▶ **INSTRUCTION**
Sort through the data and copy the lines holding the word "content".

Data listing
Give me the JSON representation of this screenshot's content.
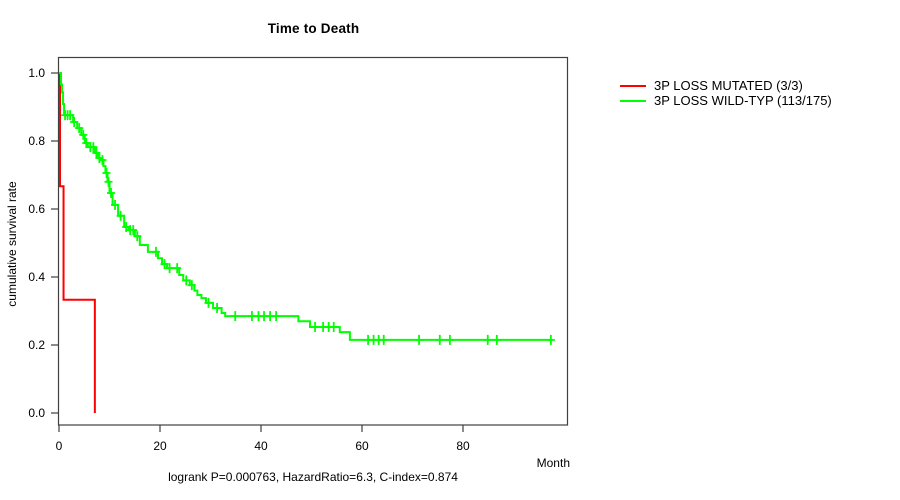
{
  "chart_data": {
    "type": "line",
    "subtype": "kaplan-meier-step-curve",
    "title": "Time to Death",
    "xlabel": "Month",
    "ylabel": "cumulative survival rate",
    "footer": "logrank P=0.000763, HazardRatio=6.3, C-index=0.874",
    "xlim": [
      0,
      100
    ],
    "ylim": [
      0.0,
      1.0
    ],
    "xticks": [
      0,
      20,
      40,
      60,
      80
    ],
    "yticks": [
      0.0,
      0.2,
      0.4,
      0.6,
      0.8,
      1.0
    ],
    "grid": false,
    "legend_position": "outside-top-right",
    "axis_color": "#3f3f3f",
    "series": [
      {
        "name": "3P LOSS MUTATED (3/3)",
        "color": "#ff0000",
        "steps": [
          [
            0,
            1.0
          ],
          [
            0.2,
            0.667
          ],
          [
            0.9,
            0.333
          ],
          [
            7.1,
            0.0
          ]
        ],
        "censor_times": [],
        "end_time": 7.1
      },
      {
        "name": "3P LOSS WILD-TYP (113/175)",
        "color": "#00ff00",
        "steps": [
          [
            0,
            1.0
          ],
          [
            0.4,
            0.966
          ],
          [
            0.6,
            0.943
          ],
          [
            0.8,
            0.909
          ],
          [
            1.0,
            0.876
          ],
          [
            2.8,
            0.856
          ],
          [
            3.6,
            0.838
          ],
          [
            4.4,
            0.818
          ],
          [
            5.1,
            0.794
          ],
          [
            5.7,
            0.782
          ],
          [
            7.1,
            0.765
          ],
          [
            7.7,
            0.75
          ],
          [
            8.3,
            0.744
          ],
          [
            8.8,
            0.726
          ],
          [
            9.2,
            0.706
          ],
          [
            9.6,
            0.68
          ],
          [
            10.0,
            0.647
          ],
          [
            10.6,
            0.612
          ],
          [
            11.7,
            0.58
          ],
          [
            12.9,
            0.547
          ],
          [
            13.8,
            0.538
          ],
          [
            15.0,
            0.52
          ],
          [
            16.0,
            0.494
          ],
          [
            17.6,
            0.474
          ],
          [
            19.6,
            0.455
          ],
          [
            20.4,
            0.438
          ],
          [
            21.4,
            0.426
          ],
          [
            23.8,
            0.406
          ],
          [
            24.6,
            0.39
          ],
          [
            25.9,
            0.376
          ],
          [
            26.8,
            0.36
          ],
          [
            27.4,
            0.347
          ],
          [
            28.2,
            0.338
          ],
          [
            29.1,
            0.324
          ],
          [
            30.5,
            0.309
          ],
          [
            32.2,
            0.294
          ],
          [
            32.9,
            0.285
          ],
          [
            47.4,
            0.27
          ],
          [
            49.7,
            0.253
          ],
          [
            55.6,
            0.238
          ],
          [
            57.6,
            0.215
          ]
        ],
        "censor_times": [
          1.2,
          1.7,
          2.2,
          3.0,
          4.0,
          4.8,
          5.4,
          6.2,
          6.8,
          7.4,
          8.0,
          8.6,
          9.4,
          9.8,
          10.3,
          11.1,
          12.2,
          13.3,
          14.1,
          14.7,
          15.5,
          19.2,
          20.9,
          21.9,
          23.4,
          25.2,
          26.3,
          29.6,
          31.3,
          34.9,
          38.2,
          39.5,
          40.6,
          41.8,
          43.0,
          50.7,
          52.3,
          53.4,
          54.4,
          61.2,
          62.3,
          63.3,
          64.3,
          71.3,
          75.4,
          77.4,
          84.9,
          86.7,
          97.4
        ],
        "end_time": 97.6
      }
    ]
  }
}
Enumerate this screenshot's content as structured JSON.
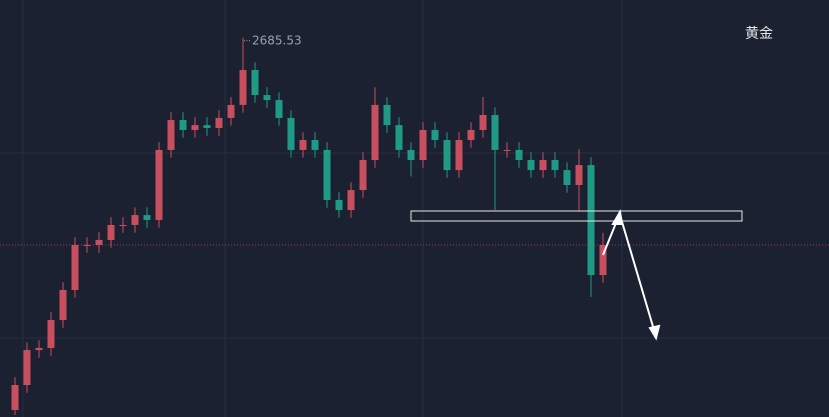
{
  "chart_data": {
    "type": "candlestick",
    "title": "黄金",
    "categories": [
      null,
      null,
      null,
      null,
      null,
      null,
      null,
      null,
      null,
      null,
      null,
      null,
      null,
      null,
      null,
      null,
      null,
      null,
      null,
      null,
      null,
      null,
      null,
      null,
      null,
      null,
      null,
      null,
      null,
      null,
      null,
      null,
      null,
      null,
      null,
      null,
      null,
      null,
      null,
      null,
      null,
      null,
      null,
      null,
      null,
      null,
      null,
      null,
      null,
      null
    ],
    "open": [
      2493.6,
      2506.5,
      2524.5,
      2525.6,
      2540.0,
      2555.5,
      2578.7,
      2578.7,
      2581.3,
      2589.0,
      2589.0,
      2594.1,
      2591.6,
      2627.7,
      2643.1,
      2638.0,
      2640.5,
      2639.0,
      2644.2,
      2650.9,
      2668.9,
      2656.0,
      2653.4,
      2644.2,
      2627.7,
      2632.8,
      2627.7,
      2601.9,
      2596.7,
      2607.0,
      2622.5,
      2650.9,
      2640.5,
      2627.7,
      2622.5,
      2638.0,
      2632.8,
      2617.3,
      2632.8,
      2638.0,
      2645.7,
      2627.7,
      2627.7,
      2622.5,
      2617.3,
      2622.5,
      2617.3,
      2609.6,
      2619.9,
      2563.2
    ],
    "high": [
      2510.5,
      2528.5,
      2529.6,
      2544.0,
      2559.5,
      2582.7,
      2582.7,
      2585.3,
      2593.0,
      2593.0,
      2598.1,
      2598.1,
      2631.7,
      2647.1,
      2647.1,
      2644.5,
      2644.5,
      2648.2,
      2654.9,
      2685.53,
      2672.9,
      2660.0,
      2657.4,
      2648.2,
      2636.8,
      2636.8,
      2631.7,
      2605.9,
      2611.0,
      2626.5,
      2660.0,
      2654.9,
      2644.5,
      2631.7,
      2642.0,
      2642.0,
      2636.8,
      2636.8,
      2642.0,
      2655.0,
      2649.7,
      2631.7,
      2631.7,
      2626.5,
      2626.5,
      2626.5,
      2621.3,
      2628.0,
      2623.9,
      2585.0
    ],
    "low": [
      2491.0,
      2502.5,
      2520.5,
      2521.6,
      2536.0,
      2551.5,
      2574.7,
      2574.7,
      2577.3,
      2585.0,
      2585.0,
      2587.6,
      2587.6,
      2623.7,
      2634.0,
      2634.0,
      2635.0,
      2635.0,
      2640.2,
      2646.9,
      2652.0,
      2649.4,
      2640.2,
      2623.7,
      2623.7,
      2623.7,
      2597.9,
      2592.7,
      2592.7,
      2603.0,
      2618.5,
      2636.5,
      2623.7,
      2614.0,
      2618.5,
      2628.8,
      2613.3,
      2613.3,
      2628.8,
      2634.0,
      2596.7,
      2623.7,
      2618.5,
      2613.3,
      2613.3,
      2613.3,
      2605.6,
      2596.0,
      2551.9,
      2559.2
    ],
    "close": [
      2506.5,
      2524.5,
      2525.6,
      2540.0,
      2555.5,
      2578.7,
      2578.7,
      2581.3,
      2589.0,
      2589.0,
      2594.1,
      2591.6,
      2627.7,
      2643.1,
      2638.0,
      2640.5,
      2639.0,
      2644.2,
      2650.9,
      2668.9,
      2656.0,
      2653.4,
      2644.2,
      2627.7,
      2632.8,
      2627.7,
      2601.9,
      2596.7,
      2607.0,
      2622.5,
      2650.9,
      2640.5,
      2627.7,
      2622.5,
      2638.0,
      2632.8,
      2617.3,
      2632.8,
      2638.0,
      2645.7,
      2627.7,
      2627.7,
      2622.5,
      2617.3,
      2622.5,
      2617.3,
      2609.6,
      2619.9,
      2563.2,
      2578.7
    ],
    "up_color": "#c8505e",
    "down_color": "#1f9a87",
    "ylim": [
      2490,
      2705
    ]
  }
}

▶ **FINAL RESULT**
Give me the JSON representation of this screenshot's content.
Enumerate this screenshot's content as structured JSON.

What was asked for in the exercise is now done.